Objective: Check the listing below line by line and report how many lines hold "color", with no other words.

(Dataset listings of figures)
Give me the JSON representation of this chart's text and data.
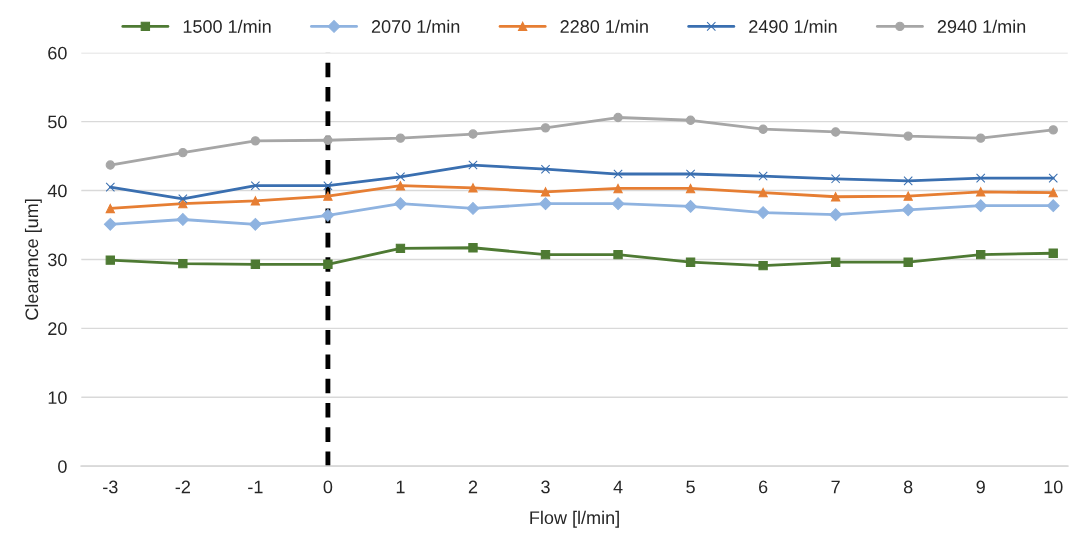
{
  "chart_data": {
    "type": "line",
    "xlabel": "Flow [l/min]",
    "ylabel": "Clearance [um]",
    "x": [
      -3,
      -2,
      -1,
      0,
      1,
      2,
      3,
      4,
      5,
      6,
      7,
      8,
      9,
      10
    ],
    "xlim": [
      -3.4,
      10.2
    ],
    "xticks": [
      -3,
      -2,
      -1,
      0,
      1,
      2,
      3,
      4,
      5,
      6,
      7,
      8,
      9,
      10
    ],
    "ylim": [
      0,
      60
    ],
    "yticks": [
      0,
      10,
      20,
      30,
      40,
      50,
      60
    ],
    "grid": "y",
    "legend": "top",
    "series": [
      {
        "name": "1500 1/min",
        "color": "#4e7a33",
        "marker": "square",
        "values": [
          29.9,
          29.4,
          29.3,
          29.3,
          31.6,
          31.7,
          30.7,
          30.7,
          29.6,
          29.1,
          29.6,
          29.6,
          30.7,
          30.9
        ]
      },
      {
        "name": "2070 1/min",
        "color": "#8fb3e0",
        "marker": "diamond",
        "values": [
          35.1,
          35.8,
          35.1,
          36.4,
          38.1,
          37.4,
          38.1,
          38.1,
          37.7,
          36.8,
          36.5,
          37.2,
          37.8,
          37.8
        ]
      },
      {
        "name": "2280 1/min",
        "color": "#e67e33",
        "marker": "triangle",
        "values": [
          37.4,
          38.1,
          38.5,
          39.2,
          40.7,
          40.4,
          39.8,
          40.3,
          40.3,
          39.7,
          39.1,
          39.2,
          39.8,
          39.7
        ]
      },
      {
        "name": "2490 1/min",
        "color": "#3a6fb0",
        "marker": "cross",
        "values": [
          40.5,
          38.8,
          40.7,
          40.7,
          42.0,
          43.7,
          43.1,
          42.4,
          42.4,
          42.1,
          41.7,
          41.4,
          41.8,
          41.8
        ]
      },
      {
        "name": "2940 1/min",
        "color": "#a6a6a6",
        "marker": "circle",
        "values": [
          43.7,
          45.5,
          47.2,
          47.3,
          47.6,
          48.2,
          49.1,
          50.6,
          50.2,
          48.9,
          48.5,
          47.9,
          47.6,
          48.8
        ]
      }
    ],
    "ref_lines": [
      {
        "axis": "x",
        "value": 0,
        "color": "#000000",
        "line_style": "dashed"
      }
    ]
  }
}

Final result: 6